* Instruction
What follows is a set of records, each of which is to be written out exactly.
★ ★ ★ ★
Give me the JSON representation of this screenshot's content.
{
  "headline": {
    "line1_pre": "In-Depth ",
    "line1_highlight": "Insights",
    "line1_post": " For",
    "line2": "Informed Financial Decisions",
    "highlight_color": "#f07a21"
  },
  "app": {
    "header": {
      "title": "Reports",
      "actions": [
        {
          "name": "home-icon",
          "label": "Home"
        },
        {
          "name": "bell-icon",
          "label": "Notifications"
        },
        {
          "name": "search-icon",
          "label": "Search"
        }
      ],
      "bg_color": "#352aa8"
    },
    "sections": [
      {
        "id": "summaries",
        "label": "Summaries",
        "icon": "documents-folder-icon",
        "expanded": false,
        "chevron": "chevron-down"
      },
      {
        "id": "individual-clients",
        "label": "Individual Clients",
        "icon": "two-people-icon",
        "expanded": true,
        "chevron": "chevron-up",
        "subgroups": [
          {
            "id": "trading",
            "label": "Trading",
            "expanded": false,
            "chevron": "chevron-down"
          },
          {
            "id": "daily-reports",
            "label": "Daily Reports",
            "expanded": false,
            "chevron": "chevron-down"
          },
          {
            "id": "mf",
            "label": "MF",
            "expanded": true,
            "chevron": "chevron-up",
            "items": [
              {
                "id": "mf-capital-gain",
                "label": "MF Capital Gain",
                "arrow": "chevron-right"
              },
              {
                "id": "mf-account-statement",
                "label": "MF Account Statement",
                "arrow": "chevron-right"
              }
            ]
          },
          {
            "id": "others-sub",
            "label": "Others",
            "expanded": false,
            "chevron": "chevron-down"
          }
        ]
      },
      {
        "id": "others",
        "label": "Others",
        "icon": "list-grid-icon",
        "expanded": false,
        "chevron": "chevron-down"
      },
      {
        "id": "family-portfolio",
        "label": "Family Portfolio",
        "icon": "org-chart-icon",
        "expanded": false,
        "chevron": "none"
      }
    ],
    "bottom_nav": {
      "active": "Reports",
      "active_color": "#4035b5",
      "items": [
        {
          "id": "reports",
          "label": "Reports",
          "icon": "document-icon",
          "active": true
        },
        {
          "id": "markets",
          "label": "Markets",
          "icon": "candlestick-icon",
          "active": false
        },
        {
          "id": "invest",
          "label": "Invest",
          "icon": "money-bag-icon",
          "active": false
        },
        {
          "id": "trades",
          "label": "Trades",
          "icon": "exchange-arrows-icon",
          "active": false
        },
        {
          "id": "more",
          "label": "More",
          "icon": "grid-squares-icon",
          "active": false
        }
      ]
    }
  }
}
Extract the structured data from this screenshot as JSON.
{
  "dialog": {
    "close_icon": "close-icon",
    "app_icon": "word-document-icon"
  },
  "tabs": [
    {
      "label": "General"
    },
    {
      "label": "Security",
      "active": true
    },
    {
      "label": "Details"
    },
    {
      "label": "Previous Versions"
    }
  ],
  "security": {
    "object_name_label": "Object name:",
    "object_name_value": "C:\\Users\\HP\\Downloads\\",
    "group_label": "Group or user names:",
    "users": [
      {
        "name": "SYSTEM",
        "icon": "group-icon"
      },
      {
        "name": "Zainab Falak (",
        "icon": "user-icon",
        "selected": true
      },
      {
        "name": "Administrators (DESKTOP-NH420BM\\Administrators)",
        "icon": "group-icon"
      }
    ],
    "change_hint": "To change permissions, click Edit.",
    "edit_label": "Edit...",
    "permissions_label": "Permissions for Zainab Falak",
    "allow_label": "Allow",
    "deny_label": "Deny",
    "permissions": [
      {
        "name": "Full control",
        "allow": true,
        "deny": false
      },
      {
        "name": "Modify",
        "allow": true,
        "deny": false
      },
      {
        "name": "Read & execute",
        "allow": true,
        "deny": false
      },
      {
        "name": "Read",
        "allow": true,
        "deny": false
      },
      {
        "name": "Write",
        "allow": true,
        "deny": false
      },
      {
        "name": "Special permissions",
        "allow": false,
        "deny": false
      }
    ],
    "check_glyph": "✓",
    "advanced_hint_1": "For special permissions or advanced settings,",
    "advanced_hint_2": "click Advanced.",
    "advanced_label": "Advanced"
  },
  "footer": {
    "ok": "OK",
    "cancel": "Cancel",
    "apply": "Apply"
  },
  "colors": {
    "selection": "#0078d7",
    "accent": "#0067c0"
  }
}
★ ★ ★ ★
* Finished answer
Give me the JSON representation of this screenshot's content.
{
  "headline": {
    "line1_pre": "In-Depth ",
    "line1_highlight": "Insights",
    "line1_post": " For",
    "line2": "Informed Financial Decisions",
    "highlight_color": "#f07a21"
  },
  "app": {
    "header": {
      "title": "Reports",
      "actions": [
        {
          "name": "home-icon",
          "label": "Home"
        },
        {
          "name": "bell-icon",
          "label": "Notifications"
        },
        {
          "name": "search-icon",
          "label": "Search"
        }
      ],
      "bg_color": "#352aa8"
    },
    "sections": [
      {
        "id": "summaries",
        "label": "Summaries",
        "icon": "documents-folder-icon",
        "expanded": false,
        "chevron": "chevron-down"
      },
      {
        "id": "individual-clients",
        "label": "Individual Clients",
        "icon": "two-people-icon",
        "expanded": true,
        "chevron": "chevron-up",
        "subgroups": [
          {
            "id": "trading",
            "label": "Trading",
            "expanded": false,
            "chevron": "chevron-down"
          },
          {
            "id": "daily-reports",
            "label": "Daily Reports",
            "expanded": false,
            "chevron": "chevron-down"
          },
          {
            "id": "mf",
            "label": "MF",
            "expanded": true,
            "chevron": "chevron-up",
            "items": [
              {
                "id": "mf-capital-gain",
                "label": "MF Capital Gain",
                "arrow": "chevron-right"
              },
              {
                "id": "mf-account-statement",
                "label": "MF Account Statement",
                "arrow": "chevron-right"
              }
            ]
          },
          {
            "id": "others-sub",
            "label": "Others",
            "expanded": false,
            "chevron": "chevron-down"
          }
        ]
      },
      {
        "id": "others",
        "label": "Others",
        "icon": "list-grid-icon",
        "expanded": false,
        "chevron": "chevron-down"
      },
      {
        "id": "family-portfolio",
        "label": "Family Portfolio",
        "icon": "org-chart-icon",
        "expanded": false,
        "chevron": "none"
      }
    ],
    "bottom_nav": {
      "active": "Reports",
      "active_color": "#4035b5",
      "items": [
        {
          "id": "reports",
          "label": "Reports",
          "icon": "document-icon",
          "active": true
        },
        {
          "id": "markets",
          "label": "Markets",
          "icon": "candlestick-icon",
          "active": false
        },
        {
          "id": "invest",
          "label": "Invest",
          "icon": "money-bag-icon",
          "active": false
        },
        {
          "id": "trades",
          "label": "Trades",
          "icon": "exchange-arrows-icon",
          "active": false
        },
        {
          "id": "more",
          "label": "More",
          "icon": "grid-squares-icon",
          "active": false
        }
      ]
    }
  }
}
Extract the structured data from this screenshot as JSON.
{
  "dialog": {
    "close_icon": "close-icon",
    "app_icon": "word-document-icon"
  },
  "tabs": [
    {
      "label": "General"
    },
    {
      "label": "Security",
      "active": true
    },
    {
      "label": "Details"
    },
    {
      "label": "Previous Versions"
    }
  ],
  "security": {
    "object_name_label": "Object name:",
    "object_name_value": "C:\\Users\\HP\\Downloads\\",
    "group_label": "Group or user names:",
    "users": [
      {
        "name": "SYSTEM",
        "icon": "group-icon"
      },
      {
        "name": "Zainab Falak (",
        "icon": "user-icon",
        "selected": true
      },
      {
        "name": "Administrators (DESKTOP-NH420BM\\Administrators)",
        "icon": "group-icon"
      }
    ],
    "change_hint": "To change permissions, click Edit.",
    "edit_label": "Edit...",
    "permissions_label": "Permissions for Zainab Falak",
    "allow_label": "Allow",
    "deny_label": "Deny",
    "permissions": [
      {
        "name": "Full control",
        "allow": true,
        "deny": false
      },
      {
        "name": "Modify",
        "allow": true,
        "deny": false
      },
      {
        "name": "Read & execute",
        "allow": true,
        "deny": false
      },
      {
        "name": "Read",
        "allow": true,
        "deny": false
      },
      {
        "name": "Write",
        "allow": true,
        "deny": false
      },
      {
        "name": "Special permissions",
        "allow": false,
        "deny": false
      }
    ],
    "check_glyph": "✓",
    "advanced_hint_1": "For special permissions or advanced settings,",
    "advanced_hint_2": "click Advanced.",
    "advanced_label": "Advanced"
  },
  "footer": {
    "ok": "OK",
    "cancel": "Cancel",
    "apply": "Apply"
  },
  "colors": {
    "selection": "#0078d7",
    "accent": "#0067c0"
  }
}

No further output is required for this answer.